Repeat the lines below exactly as they appear, but leave out the images.

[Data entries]
____________
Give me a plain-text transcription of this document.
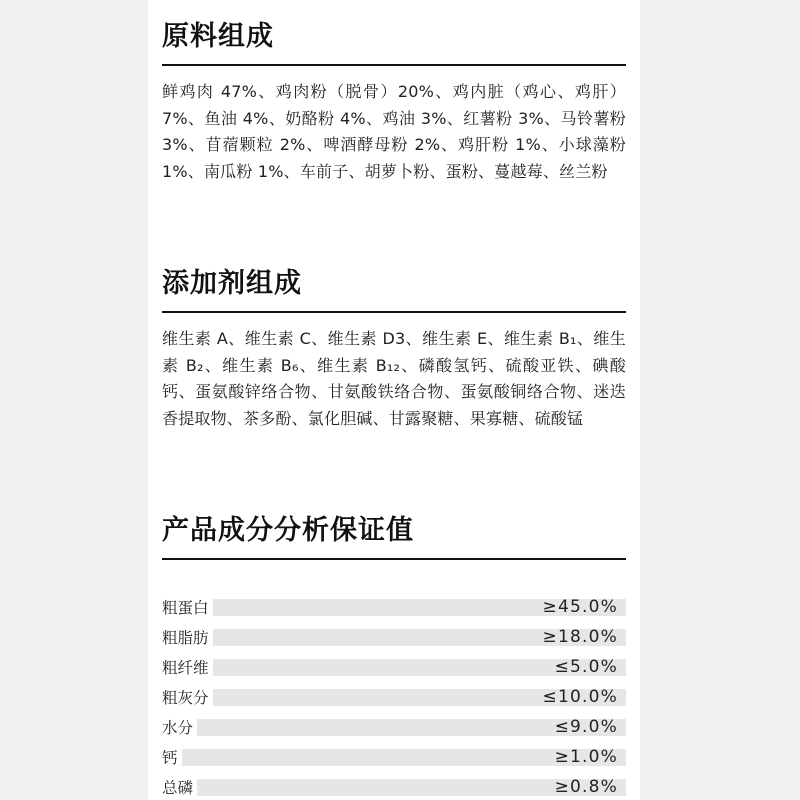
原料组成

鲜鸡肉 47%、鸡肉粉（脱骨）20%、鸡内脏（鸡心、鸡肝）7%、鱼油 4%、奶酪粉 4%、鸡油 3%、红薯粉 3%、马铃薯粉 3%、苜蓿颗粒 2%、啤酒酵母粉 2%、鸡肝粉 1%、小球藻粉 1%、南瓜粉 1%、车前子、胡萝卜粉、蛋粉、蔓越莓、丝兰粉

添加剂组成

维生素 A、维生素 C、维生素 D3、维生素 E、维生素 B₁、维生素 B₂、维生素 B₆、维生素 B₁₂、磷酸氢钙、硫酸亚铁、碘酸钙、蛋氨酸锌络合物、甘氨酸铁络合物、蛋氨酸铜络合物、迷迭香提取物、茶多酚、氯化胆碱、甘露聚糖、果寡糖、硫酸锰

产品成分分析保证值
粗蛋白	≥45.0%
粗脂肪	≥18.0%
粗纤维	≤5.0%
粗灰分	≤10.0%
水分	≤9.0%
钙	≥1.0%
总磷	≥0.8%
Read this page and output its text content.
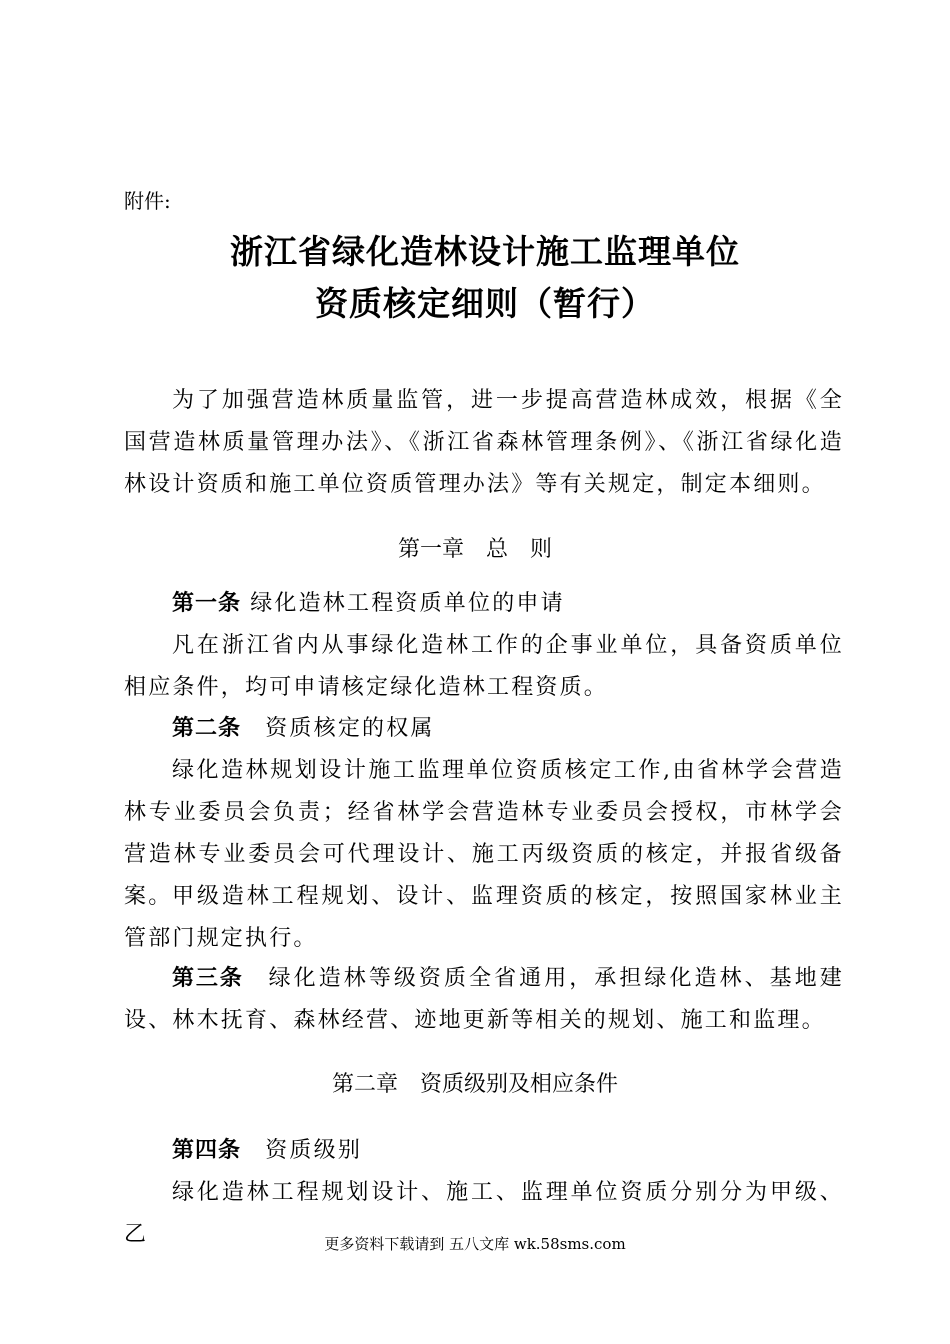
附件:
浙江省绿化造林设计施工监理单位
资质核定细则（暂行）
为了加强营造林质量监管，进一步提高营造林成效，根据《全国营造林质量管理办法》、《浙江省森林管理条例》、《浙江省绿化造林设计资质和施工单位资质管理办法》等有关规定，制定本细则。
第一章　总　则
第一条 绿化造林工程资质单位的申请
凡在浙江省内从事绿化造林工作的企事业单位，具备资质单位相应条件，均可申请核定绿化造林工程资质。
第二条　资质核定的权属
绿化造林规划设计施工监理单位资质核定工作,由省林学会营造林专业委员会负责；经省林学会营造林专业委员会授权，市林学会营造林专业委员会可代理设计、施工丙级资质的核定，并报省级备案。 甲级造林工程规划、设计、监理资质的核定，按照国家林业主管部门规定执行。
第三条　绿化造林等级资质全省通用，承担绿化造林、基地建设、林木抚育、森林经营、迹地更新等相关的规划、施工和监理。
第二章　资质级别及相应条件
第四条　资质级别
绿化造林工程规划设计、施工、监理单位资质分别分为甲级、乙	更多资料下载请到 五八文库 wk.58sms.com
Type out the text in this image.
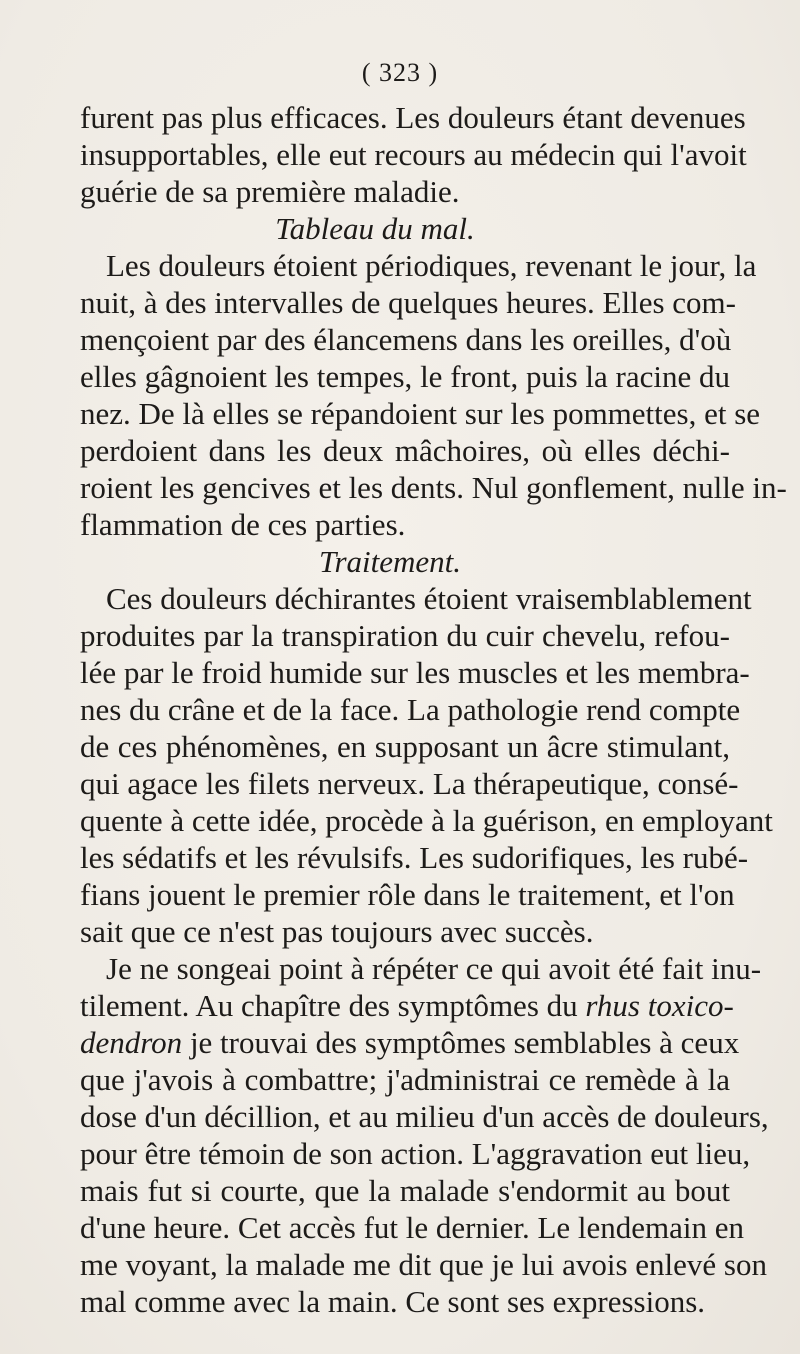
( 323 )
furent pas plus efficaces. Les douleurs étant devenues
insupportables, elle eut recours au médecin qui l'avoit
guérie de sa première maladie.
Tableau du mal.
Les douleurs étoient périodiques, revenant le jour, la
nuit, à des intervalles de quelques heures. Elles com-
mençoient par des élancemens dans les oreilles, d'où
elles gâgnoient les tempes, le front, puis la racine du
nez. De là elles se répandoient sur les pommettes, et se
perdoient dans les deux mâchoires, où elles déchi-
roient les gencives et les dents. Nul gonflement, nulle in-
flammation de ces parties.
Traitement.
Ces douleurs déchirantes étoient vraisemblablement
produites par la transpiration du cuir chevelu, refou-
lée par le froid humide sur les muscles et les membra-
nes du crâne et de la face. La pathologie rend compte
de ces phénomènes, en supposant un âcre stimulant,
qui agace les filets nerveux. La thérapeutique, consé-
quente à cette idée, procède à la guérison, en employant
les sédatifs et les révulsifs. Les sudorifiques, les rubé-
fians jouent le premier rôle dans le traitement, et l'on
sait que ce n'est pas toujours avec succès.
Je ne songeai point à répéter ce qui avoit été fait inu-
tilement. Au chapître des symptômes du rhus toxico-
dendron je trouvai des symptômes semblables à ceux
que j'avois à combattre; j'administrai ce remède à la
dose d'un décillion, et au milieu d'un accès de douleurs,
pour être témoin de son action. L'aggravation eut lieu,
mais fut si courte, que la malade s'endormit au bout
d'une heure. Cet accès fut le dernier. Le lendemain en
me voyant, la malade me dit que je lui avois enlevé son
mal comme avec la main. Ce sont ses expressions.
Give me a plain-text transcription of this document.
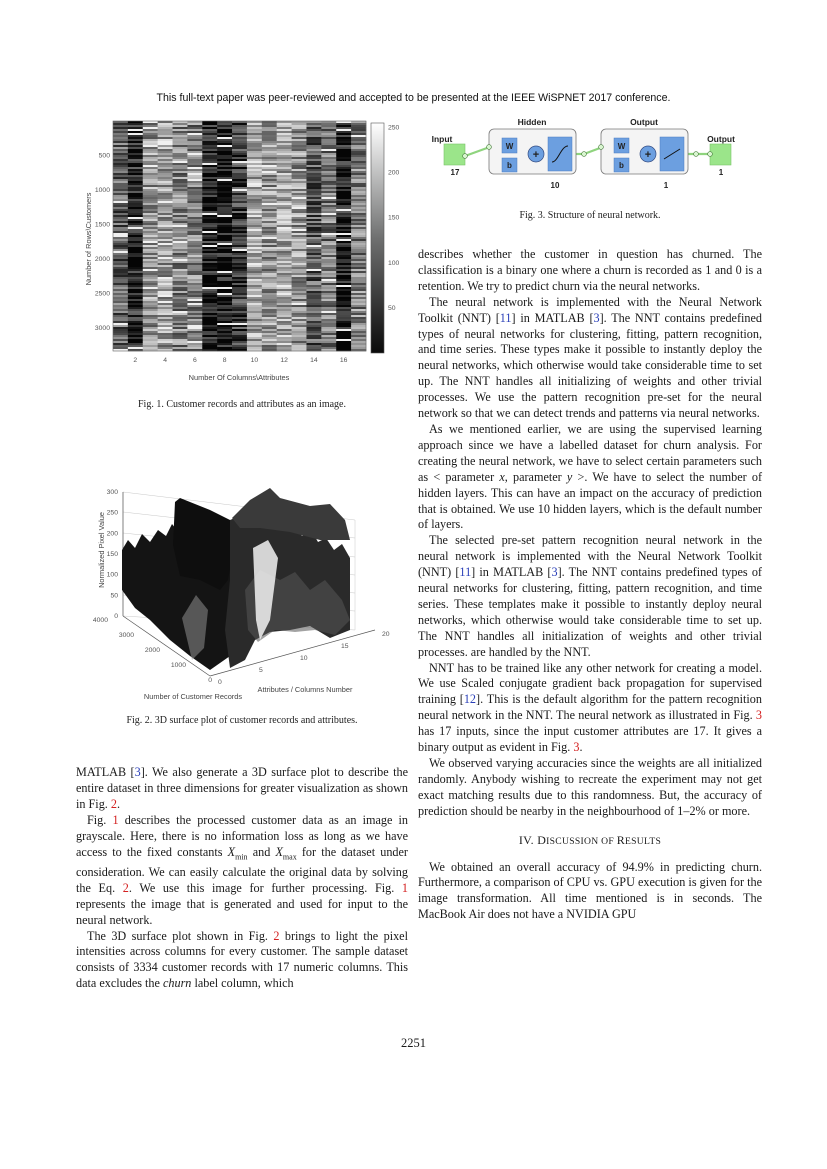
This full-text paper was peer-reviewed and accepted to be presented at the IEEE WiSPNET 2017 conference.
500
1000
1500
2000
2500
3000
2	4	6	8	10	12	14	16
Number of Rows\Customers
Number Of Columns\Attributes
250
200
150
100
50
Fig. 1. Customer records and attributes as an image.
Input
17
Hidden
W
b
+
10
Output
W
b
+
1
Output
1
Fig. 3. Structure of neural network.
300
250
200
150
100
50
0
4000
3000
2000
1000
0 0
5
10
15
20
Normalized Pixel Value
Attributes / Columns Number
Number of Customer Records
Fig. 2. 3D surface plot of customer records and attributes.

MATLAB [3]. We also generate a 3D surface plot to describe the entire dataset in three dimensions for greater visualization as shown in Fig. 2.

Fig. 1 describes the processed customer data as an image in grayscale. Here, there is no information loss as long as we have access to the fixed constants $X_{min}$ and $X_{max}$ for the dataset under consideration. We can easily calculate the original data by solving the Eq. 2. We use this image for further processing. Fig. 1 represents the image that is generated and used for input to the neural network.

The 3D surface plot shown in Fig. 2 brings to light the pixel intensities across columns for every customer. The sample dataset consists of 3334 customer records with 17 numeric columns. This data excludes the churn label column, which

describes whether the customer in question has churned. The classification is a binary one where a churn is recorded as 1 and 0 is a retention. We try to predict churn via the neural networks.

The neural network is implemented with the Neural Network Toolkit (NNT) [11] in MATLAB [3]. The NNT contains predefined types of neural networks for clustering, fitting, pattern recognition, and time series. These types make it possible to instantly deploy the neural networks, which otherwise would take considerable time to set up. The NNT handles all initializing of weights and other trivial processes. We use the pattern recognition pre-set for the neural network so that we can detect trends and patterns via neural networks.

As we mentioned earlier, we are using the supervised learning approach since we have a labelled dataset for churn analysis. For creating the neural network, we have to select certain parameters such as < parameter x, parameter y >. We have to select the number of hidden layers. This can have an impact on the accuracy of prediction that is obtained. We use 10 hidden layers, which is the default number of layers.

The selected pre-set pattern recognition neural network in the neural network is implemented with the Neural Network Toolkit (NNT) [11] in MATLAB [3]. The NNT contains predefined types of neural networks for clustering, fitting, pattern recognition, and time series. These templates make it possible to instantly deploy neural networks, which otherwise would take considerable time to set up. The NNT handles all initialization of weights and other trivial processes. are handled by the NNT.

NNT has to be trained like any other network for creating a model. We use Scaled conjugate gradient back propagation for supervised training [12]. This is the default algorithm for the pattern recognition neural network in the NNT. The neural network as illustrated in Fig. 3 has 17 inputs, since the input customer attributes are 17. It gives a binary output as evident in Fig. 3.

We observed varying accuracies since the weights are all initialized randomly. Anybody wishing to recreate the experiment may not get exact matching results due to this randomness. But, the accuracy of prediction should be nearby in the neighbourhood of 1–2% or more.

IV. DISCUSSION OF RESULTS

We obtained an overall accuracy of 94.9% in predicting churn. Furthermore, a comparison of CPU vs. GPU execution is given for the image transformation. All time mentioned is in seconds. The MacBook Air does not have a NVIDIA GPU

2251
____________
**The answer:**
Give me a plain-text transcription of this document.
原料组成

鲜鸡肉 47%、鸡肉粉（脱骨）20%、鸡内脏（鸡心、鸡肝）7%、鱼油 4%、奶酪粉 4%、鸡油 3%、红薯粉 3%、马铃薯粉 3%、苜蓿颗粒 2%、啤酒酵母粉 2%、鸡肝粉 1%、小球藻粉 1%、南瓜粉 1%、车前子、胡萝卜粉、蛋粉、蔓越莓、丝兰粉

添加剂组成

维生素 A、维生素 C、维生素 D3、维生素 E、维生素 B₁、维生素 B₂、维生素 B₆、维生素 B₁₂、磷酸氢钙、硫酸亚铁、碘酸钙、蛋氨酸锌络合物、甘氨酸铁络合物、蛋氨酸铜络合物、迷迭香提取物、茶多酚、氯化胆碱、甘露聚糖、果寡糖、硫酸锰

产品成分分析保证值
粗蛋白	≥45.0%
粗脂肪	≥18.0%
粗纤维	≤5.0%
粗灰分	≤10.0%
水分	≤9.0%
钙	≥1.0%
总磷	≥0.8%
Read this page and output its text content.
附件:
浙江省绿化造林设计施工监理单位
资质核定细则（暂行）
为了加强营造林质量监管，进一步提高营造林成效，根据《全国营造林质量管理办法》、《浙江省森林管理条例》、《浙江省绿化造林设计资质和施工单位资质管理办法》等有关规定，制定本细则。
第一章　总　则
第一条 绿化造林工程资质单位的申请
凡在浙江省内从事绿化造林工作的企事业单位，具备资质单位相应条件，均可申请核定绿化造林工程资质。
第二条　资质核定的权属
绿化造林规划设计施工监理单位资质核定工作,由省林学会营造林专业委员会负责；经省林学会营造林专业委员会授权，市林学会营造林专业委员会可代理设计、施工丙级资质的核定，并报省级备案。 甲级造林工程规划、设计、监理资质的核定，按照国家林业主管部门规定执行。
第三条　绿化造林等级资质全省通用，承担绿化造林、基地建设、林木抚育、森林经营、迹地更新等相关的规划、施工和监理。
第二章　资质级别及相应条件
第四条　资质级别
绿化造林工程规划设计、施工、监理单位资质分别分为甲级、乙	更多资料下载请到 五八文库 wk.58sms.com
Type out the text in this image.
( 323 )
furent pas plus efficaces. Les douleurs étant devenues
insupportables, elle eut recours au médecin qui l'avoit
guérie de sa première maladie.
Tableau du mal.
Les douleurs étoient périodiques, revenant le jour, la
nuit, à des intervalles de quelques heures. Elles com-
mençoient par des élancemens dans les oreilles, d'où
elles gâgnoient les tempes, le front, puis la racine du
nez. De là elles se répandoient sur les pommettes, et se
perdoient dans les deux mâchoires, où elles déchi-
roient les gencives et les dents. Nul gonflement, nulle in-
flammation de ces parties.
Traitement.
Ces douleurs déchirantes étoient vraisemblablement
produites par la transpiration du cuir chevelu, refou-
lée par le froid humide sur les muscles et les membra-
nes du crâne et de la face. La pathologie rend compte
de ces phénomènes, en supposant un âcre stimulant,
qui agace les filets nerveux. La thérapeutique, consé-
quente à cette idée, procède à la guérison, en employant
les sédatifs et les révulsifs. Les sudorifiques, les rubé-
fians jouent le premier rôle dans le traitement, et l'on
sait que ce n'est pas toujours avec succès.
Je ne songeai point à répéter ce qui avoit été fait inu-
tilement. Au chapître des symptômes du rhus toxico-
dendron je trouvai des symptômes semblables à ceux
que j'avois à combattre; j'administrai ce remède à la
dose d'un décillion, et au milieu d'un accès de douleurs,
pour être témoin de son action. L'aggravation eut lieu,
mais fut si courte, que la malade s'endormit au bout
d'une heure. Cet accès fut le dernier. Le lendemain en
me voyant, la malade me dit que je lui avois enlevé son
mal comme avec la main. Ce sont ses expressions.
Give me a plain-text transcription of this document.
This full-text paper was peer-reviewed and accepted to be presented at the IEEE WiSPNET 2017 conference.
500
1000
1500
2000
2500
3000
2	4	6	8	10	12	14	16
Number of Rows\Customers
Number Of Columns\Attributes
250
200
150
100
50
Fig. 1. Customer records and attributes as an image.
Input
17
Hidden
W
b
+
10
Output
W
b
+
1
Output
1
Fig. 3. Structure of neural network.
300
250
200
150
100
50
0
4000
3000
2000
1000
0 0
5
10
15
20
Normalized Pixel Value
Attributes / Columns Number
Number of Customer Records
Fig. 2. 3D surface plot of customer records and attributes.

MATLAB [3]. We also generate a 3D surface plot to describe the entire dataset in three dimensions for greater visualization as shown in Fig. 2.

Fig. 1 describes the processed customer data as an image in grayscale. Here, there is no information loss as long as we have access to the fixed constants $X_{min}$ and $X_{max}$ for the dataset under consideration. We can easily calculate the original data by solving the Eq. 2. We use this image for further processing. Fig. 1 represents the image that is generated and used for input to the neural network.

The 3D surface plot shown in Fig. 2 brings to light the pixel intensities across columns for every customer. The sample dataset consists of 3334 customer records with 17 numeric columns. This data excludes the churn label column, which

describes whether the customer in question has churned. The classification is a binary one where a churn is recorded as 1 and 0 is a retention. We try to predict churn via the neural networks.

The neural network is implemented with the Neural Network Toolkit (NNT) [11] in MATLAB [3]. The NNT contains predefined types of neural networks for clustering, fitting, pattern recognition, and time series. These types make it possible to instantly deploy the neural networks, which otherwise would take considerable time to set up. The NNT handles all initializing of weights and other trivial processes. We use the pattern recognition pre-set for the neural network so that we can detect trends and patterns via neural networks.

As we mentioned earlier, we are using the supervised learning approach since we have a labelled dataset for churn analysis. For creating the neural network, we have to select certain parameters such as < parameter x, parameter y >. We have to select the number of hidden layers. This can have an impact on the accuracy of prediction that is obtained. We use 10 hidden layers, which is the default number of layers.

The selected pre-set pattern recognition neural network in the neural network is implemented with the Neural Network Toolkit (NNT) [11] in MATLAB [3]. The NNT contains predefined types of neural networks for clustering, fitting, pattern recognition, and time series. These templates make it possible to instantly deploy neural networks, which otherwise would take considerable time to set up. The NNT handles all initialization of weights and other trivial processes. are handled by the NNT.

NNT has to be trained like any other network for creating a model. We use Scaled conjugate gradient back propagation for supervised training [12]. This is the default algorithm for the pattern recognition neural network in the NNT. The neural network as illustrated in Fig. 3 has 17 inputs, since the input customer attributes are 17. It gives a binary output as evident in Fig. 3.

We observed varying accuracies since the weights are all initialized randomly. Anybody wishing to recreate the experiment may not get exact matching results due to this randomness. But, the accuracy of prediction should be nearby in the neighbourhood of 1–2% or more.

IV. DISCUSSION OF RESULTS

We obtained an overall accuracy of 94.9% in predicting churn. Furthermore, a comparison of CPU vs. GPU execution is given for the image transformation. All time mentioned is in seconds. The MacBook Air does not have a NVIDIA GPU

2251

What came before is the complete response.